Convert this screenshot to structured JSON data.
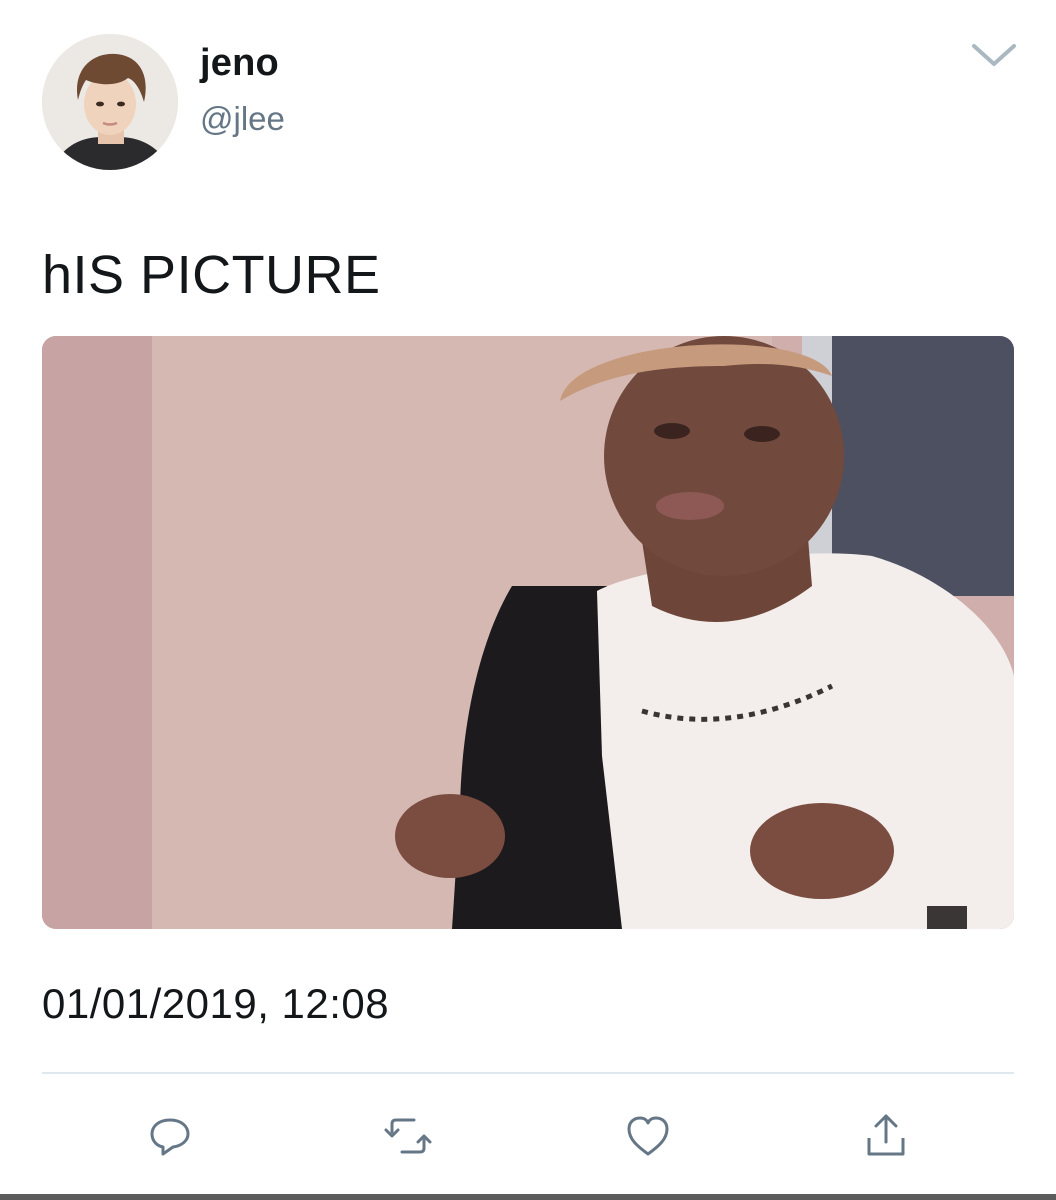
{
  "author": {
    "display_name": "jeno",
    "handle": "@jlee",
    "avatar_icon": "profile-photo"
  },
  "tweet": {
    "text": "hIS PICTURE",
    "timestamp": "01/01/2019, 12:08"
  },
  "media": {
    "type": "photo"
  },
  "icons": {
    "menu": "chevron-down-icon",
    "reply": "reply-icon",
    "retweet": "retweet-icon",
    "like": "heart-icon",
    "share": "share-icon"
  },
  "colors": {
    "text": "#14171a",
    "secondary": "#657786",
    "divider": "#e1e8ed"
  }
}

#### [Written instruction]
Leave out the pictures and repeat everything else in the records exactly.

#### [Task solution]
Convert this screenshot to structured JSON data.
{
  "author": {
    "display_name": "jeno",
    "handle": "@jlee",
    "avatar_icon": "profile-photo"
  },
  "tweet": {
    "text": "hIS PICTURE",
    "timestamp": "01/01/2019, 12:08"
  },
  "media": {
    "type": "photo"
  },
  "icons": {
    "menu": "chevron-down-icon",
    "reply": "reply-icon",
    "retweet": "retweet-icon",
    "like": "heart-icon",
    "share": "share-icon"
  },
  "colors": {
    "text": "#14171a",
    "secondary": "#657786",
    "divider": "#e1e8ed"
  }
}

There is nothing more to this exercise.